**AIM OF THE EXERCISE:**
In the data below, find every line that has the string "tractor", and copy it.

**TASK INPUT:**
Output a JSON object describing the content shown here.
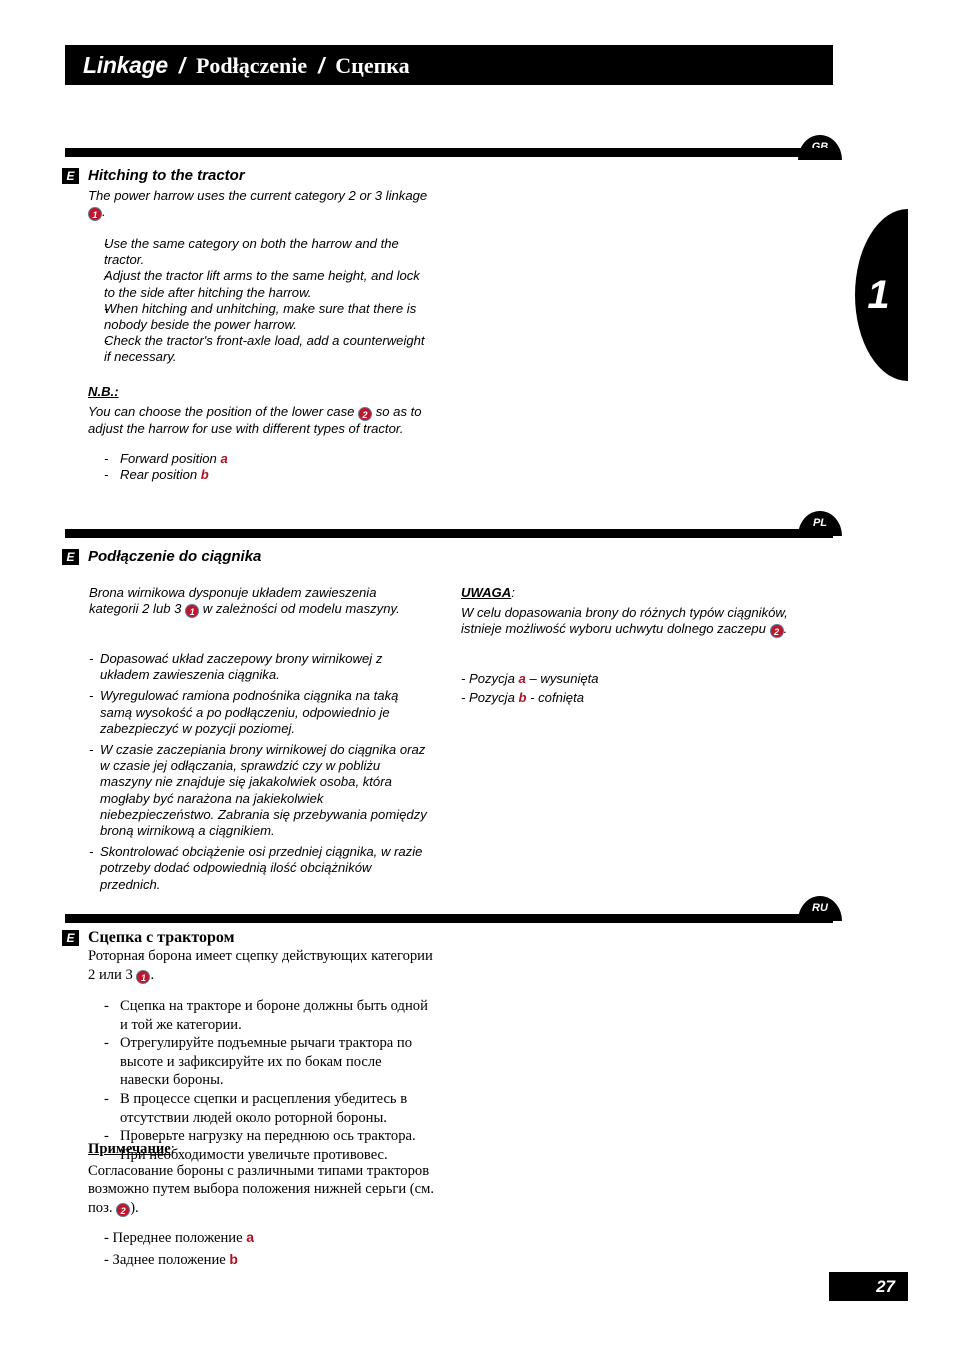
{
  "header": {
    "title_en": "Linkage",
    "sep": "/",
    "title_pl": "Podłączenie",
    "title_ru": "Сцепка"
  },
  "chapter_tab": {
    "number": "1"
  },
  "badges": {
    "e": "E",
    "gb": "GB",
    "pl": "PL",
    "ru": "RU"
  },
  "markers": {
    "one": "1",
    "two": "2"
  },
  "sections": {
    "en": {
      "lang": "GB",
      "heading": "Hitching to the tractor",
      "intro_a": "The power harrow uses the current category 2 or 3",
      "intro_b": "linkage",
      "intro_tail": ".",
      "bullets": [
        "Use the same category on both the harrow and the tractor.",
        "Adjust the tractor lift arms to the same height, and lock to the side after hitching the harrow.",
        "When hitching and unhitching, make sure that there is nobody beside the power harrow.",
        "Check the tractor's front-axle load, add a counterweight if necessary."
      ],
      "nb_label": "N.B.",
      "nb_colon": ":",
      "nb_text_a": "You can choose the position of the lower case",
      "nb_text_b": "so as to adjust the harrow for use with different types of tractor.",
      "positions": [
        {
          "prefix": "Forward position",
          "letter": "a"
        },
        {
          "prefix": "Rear position",
          "letter": "b"
        }
      ]
    },
    "pl": {
      "lang": "PL",
      "heading": "Podłączenie do ciągnika",
      "intro_a": "Brona wirnikowa dysponuje układem zawieszenia kategorii 2 lub 3",
      "intro_b": "w zależności od modelu maszyny.",
      "bullets": [
        "Dopasować układ zaczepowy brony wirnikowej z układem zawieszenia ciągnika.",
        "Wyregulować ramiona podnośnika ciągnika na taką samą wysokość a po podłączeniu, odpowiednio je zabezpieczyć w pozycji poziomej.",
        "W czasie zaczepiania brony wirnikowej do ciągnika oraz w czasie jej odłączania, sprawdzić czy w pobliżu maszyny nie znajduje się jakakolwiek osoba, która mogłaby być narażona na jakiekolwiek niebezpieczeństwo. Zabrania się przebywania pomiędzy broną wirnikową a ciągnikiem.",
        "Skontrolować obciążenie osi przedniej ciągnika, w razie potrzeby dodać odpowiednią ilość obciążników przednich."
      ],
      "note_label": "UWAGA",
      "note_colon": ":",
      "note_text_a": "W celu dopasowania brony do różnych typów ciągników, istnieje możliwość wyboru uchwytu dolnego zaczepu",
      "note_tail": ".",
      "positions": [
        {
          "prefix": "- Pozycja",
          "letter": "a",
          "suffix": "– wysunięta"
        },
        {
          "prefix": "- Pozycja",
          "letter": "b",
          "suffix": "- cofnięta"
        }
      ]
    },
    "ru": {
      "lang": "RU",
      "heading": "Сцепка с трактором",
      "intro_a": "Роторная борона имеет сцепку действующих категории 2 или 3",
      "intro_tail": ".",
      "bullets": [
        "Сцепка на тракторе и бороне должны быть одной и той же категории.",
        "Отрегулируйте подъемные рычаги трактора по высоте и зафиксируйте их по бокам после навески бороны.",
        "В процессе сцепки и расцепления убедитесь в отсутствии людей около роторной бороны.",
        "Проверьте нагрузку на переднюю ось трактора. При необходимости увеличьте противовес."
      ],
      "note_label": "Примечание",
      "note_colon": ":",
      "note_text_a": "Согласование бороны с различными типами тракторов возможно путем выбора положения нижней серьги (см. поз.",
      "note_tail": ").",
      "positions": [
        {
          "prefix": "- Переднее положение",
          "letter": "a"
        },
        {
          "prefix": "- Заднее положение",
          "letter": "b"
        }
      ]
    }
  },
  "footer": {
    "page_number": "27"
  }
}
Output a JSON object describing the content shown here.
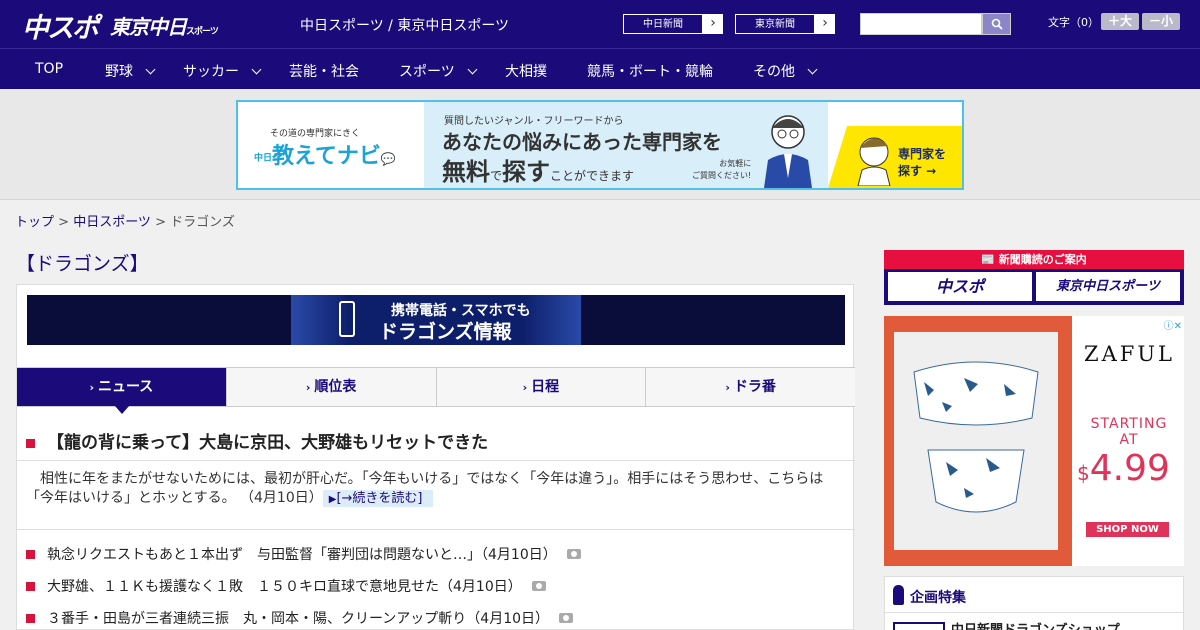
{
  "header": {
    "logo_chuspo": "中スポ",
    "logo_tokyo": "東京中日",
    "logo_tokyo_sub": "スポーツ",
    "site_title": "中日スポーツ / 東京中日スポーツ",
    "paper_links": [
      "中日新聞",
      "東京新聞"
    ],
    "search_placeholder": "",
    "font_label": "文字（0）",
    "font_bigger": "＋大",
    "font_smaller": "－小"
  },
  "nav": {
    "items": [
      {
        "label": "TOP",
        "has_dropdown": false
      },
      {
        "label": "野球",
        "has_dropdown": true
      },
      {
        "label": "サッカー",
        "has_dropdown": true
      },
      {
        "label": "芸能・社会",
        "has_dropdown": false
      },
      {
        "label": "スポーツ",
        "has_dropdown": true
      },
      {
        "label": "大相撲",
        "has_dropdown": false
      },
      {
        "label": "競馬・ボート・競輪",
        "has_dropdown": false
      },
      {
        "label": "その他",
        "has_dropdown": true
      }
    ]
  },
  "top_ad": {
    "tagline": "その道の専門家にきく",
    "brand_prefix": "中日",
    "brand": "教えてナビ",
    "line1": "質問したいジャンル・フリーワードから",
    "line2": "あなたの悩みにあった専門家を",
    "line3_a": "無料",
    "line3_b": "で",
    "line3_c": "探す",
    "line3_d": "ことができます",
    "note1": "お気軽に",
    "note2": "ご質問ください!",
    "cta1": "専門家を",
    "cta2": "探す →"
  },
  "breadcrumb": {
    "home": "トップ",
    "section": "中日スポーツ",
    "current": "ドラゴンズ",
    "sep": " > "
  },
  "main": {
    "section_title": "【ドラゴンズ】",
    "mobile_banner": {
      "line1": "携帯電話・スマホでも",
      "line2": "ドラゴンズ情報"
    },
    "tabs": [
      {
        "label": "ニュース",
        "active": true
      },
      {
        "label": "順位表",
        "active": false
      },
      {
        "label": "日程",
        "active": false
      },
      {
        "label": "ドラ番",
        "active": false
      }
    ],
    "headline": "【龍の背に乗って】大島に京田、大野雄もリセットできた",
    "lead": "相性に年をまたがせないためには、最初が肝心だ。「今年もいける」ではなく「今年は違う」。相手にはそう思わせ、こちらは「今年はいける」とホッとする。 （4月10日）",
    "read_more": "[→続きを読む]",
    "news": [
      "執念リクエストもあと１本出ず　与田監督「審判団は問題ないと…」（4月10日）",
      "大野雄、１１Ｋも援護なく１敗　１５０キロ直球で意地見せた（4月10日）",
      "３番手・田島が三者連続三振　丸・岡本・陽、クリーンアップ斬り（4月10日）"
    ]
  },
  "sidebar": {
    "subscribe_head": "新聞購読のご案内",
    "sub_buttons": [
      "中スポ",
      "東京中日スポーツ"
    ],
    "ad": {
      "brand": "ZAFUL",
      "starting": "STARTING AT",
      "price_currency": "$",
      "price": "4.99",
      "cta": "SHOP NOW"
    },
    "feature_title": "企画特集",
    "feature_item": "中日新聞ドラゴンズショップ"
  },
  "colors": {
    "brand_navy": "#1a0a7a",
    "accent_red": "#d5133d",
    "ad_cyan": "#4ec1e6"
  }
}
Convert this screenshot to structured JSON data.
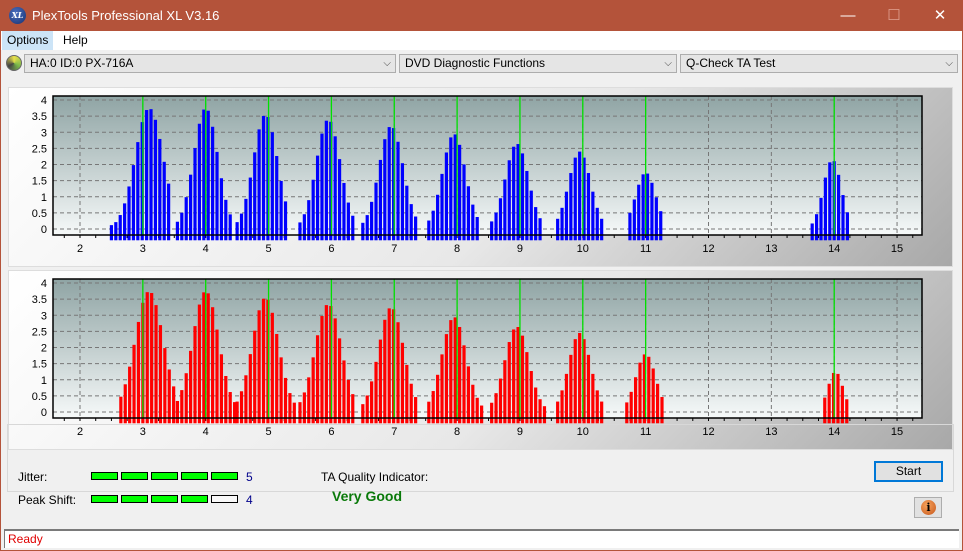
{
  "window": {
    "title": "PlexTools Professional XL V3.16",
    "minimize_glyph": "—",
    "maximize_glyph": "☐",
    "close_glyph": "✕"
  },
  "menubar": {
    "items": [
      {
        "label": "Options"
      },
      {
        "label": "Help"
      }
    ]
  },
  "toolbar": {
    "drive_select": "HA:0 ID:0  PX-716A",
    "function_select": "DVD Diagnostic Functions",
    "test_select": "Q-Check TA Test",
    "chevron": "⌵"
  },
  "results": {
    "jitter_label": "Jitter:",
    "jitter_value": "5",
    "jitter_level": 5,
    "peak_shift_label": "Peak Shift:",
    "peak_shift_value": "4",
    "peak_shift_level": 4,
    "max_level": 5,
    "ta_quality_label": "TA Quality Indicator:",
    "ta_quality_value": "Very Good",
    "start_label": "Start",
    "info_glyph": "i"
  },
  "status": {
    "text": "Ready"
  },
  "colors": {
    "title_bar": "#b4533a",
    "good": "#00ff00",
    "top_series": "#0000ff",
    "bottom_series": "#ff0000",
    "marker": "#00ff00",
    "quality_text": "#0a7a0a",
    "status_text": "#e00000"
  },
  "chart_data": [
    {
      "type": "bar",
      "name": "TA histogram (land/upper)",
      "series_color": "#0000ff",
      "xlim": [
        1.55,
        15.4
      ],
      "ylim": [
        0,
        4
      ],
      "x_ticks": [
        "2",
        "3",
        "4",
        "5",
        "6",
        "7",
        "8",
        "9",
        "10",
        "11",
        "12",
        "13",
        "14",
        "15"
      ],
      "y_ticks": [
        "0",
        "0.5",
        "1",
        "1.5",
        "2",
        "2.5",
        "3",
        "3.5",
        "4"
      ],
      "grid": true,
      "marker_lines": [
        3,
        4,
        5,
        6,
        7,
        8,
        9,
        10,
        11,
        14
      ],
      "peaks": [
        {
          "center": 3.1,
          "peak": 3.75,
          "width": 0.28,
          "from": 2.5,
          "to": 3.45
        },
        {
          "center": 4.0,
          "peak": 3.75,
          "width": 0.24,
          "from": 3.55,
          "to": 4.45
        },
        {
          "center": 4.95,
          "peak": 3.55,
          "width": 0.24,
          "from": 4.5,
          "to": 5.3
        },
        {
          "center": 5.95,
          "peak": 3.4,
          "width": 0.24,
          "from": 5.5,
          "to": 6.35
        },
        {
          "center": 6.95,
          "peak": 3.2,
          "width": 0.24,
          "from": 6.5,
          "to": 7.35
        },
        {
          "center": 7.95,
          "peak": 2.95,
          "width": 0.23,
          "from": 7.55,
          "to": 8.35
        },
        {
          "center": 8.95,
          "peak": 2.65,
          "width": 0.23,
          "from": 8.55,
          "to": 9.35
        },
        {
          "center": 9.95,
          "peak": 2.4,
          "width": 0.22,
          "from": 9.6,
          "to": 10.35
        },
        {
          "center": 11.0,
          "peak": 1.75,
          "width": 0.2,
          "from": 10.75,
          "to": 11.3
        },
        {
          "center": 13.97,
          "peak": 2.15,
          "width": 0.18,
          "from": 13.65,
          "to": 14.22
        }
      ]
    },
    {
      "type": "bar",
      "name": "TA histogram (pit/lower)",
      "series_color": "#ff0000",
      "xlim": [
        1.55,
        15.4
      ],
      "ylim": [
        0,
        4
      ],
      "x_ticks": [
        "2",
        "3",
        "4",
        "5",
        "6",
        "7",
        "8",
        "9",
        "10",
        "11",
        "12",
        "13",
        "14",
        "15"
      ],
      "y_ticks": [
        "0",
        "0.5",
        "1",
        "1.5",
        "2",
        "2.5",
        "3",
        "3.5",
        "4"
      ],
      "grid": true,
      "marker_lines": [
        3,
        4,
        5,
        6,
        7,
        8,
        9,
        10,
        11,
        14
      ],
      "peaks": [
        {
          "center": 3.1,
          "peak": 3.75,
          "width": 0.28,
          "from": 2.65,
          "to": 3.5
        },
        {
          "center": 4.0,
          "peak": 3.75,
          "width": 0.26,
          "from": 3.55,
          "to": 4.5
        },
        {
          "center": 4.95,
          "peak": 3.55,
          "width": 0.26,
          "from": 4.5,
          "to": 5.45
        },
        {
          "center": 5.95,
          "peak": 3.35,
          "width": 0.26,
          "from": 5.5,
          "to": 6.35
        },
        {
          "center": 6.95,
          "peak": 3.25,
          "width": 0.25,
          "from": 6.5,
          "to": 7.4
        },
        {
          "center": 7.95,
          "peak": 2.95,
          "width": 0.24,
          "from": 7.55,
          "to": 8.4
        },
        {
          "center": 8.95,
          "peak": 2.65,
          "width": 0.24,
          "from": 8.55,
          "to": 9.4
        },
        {
          "center": 9.95,
          "peak": 2.45,
          "width": 0.22,
          "from": 9.6,
          "to": 10.35
        },
        {
          "center": 11.0,
          "peak": 1.8,
          "width": 0.2,
          "from": 10.7,
          "to": 11.27
        },
        {
          "center": 14.02,
          "peak": 1.25,
          "width": 0.15,
          "from": 13.85,
          "to": 14.22
        }
      ]
    }
  ]
}
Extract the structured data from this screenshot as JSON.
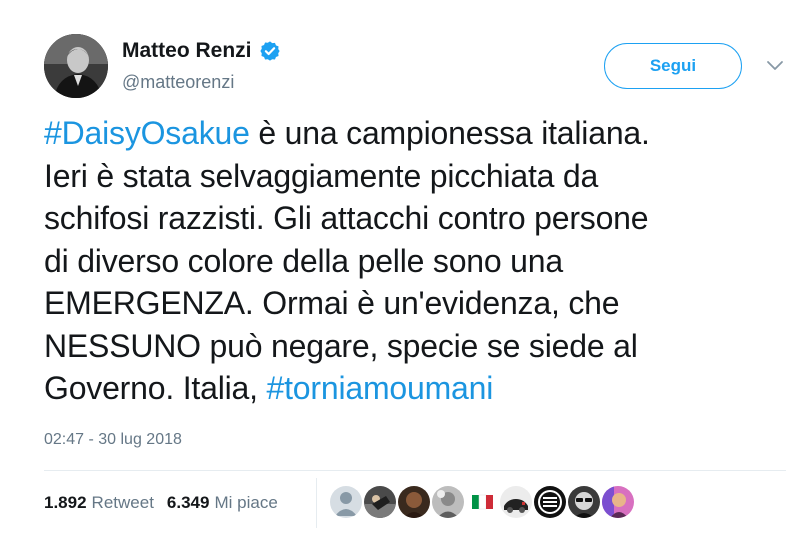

**OUTPUT OF THE TASK:**
      "heading": "Hitching to the tractor",
        "Use the same category on both the harrow and the tractor.",
        "Adjust the tractor lift arms to the same height, and lock to the side after hitching the harrow.",
        "Check the tractor's front-axle load, add a counterweight if necessary."
      "nb_text_b": "so as to adjust the harrow for use with different types of tractor.",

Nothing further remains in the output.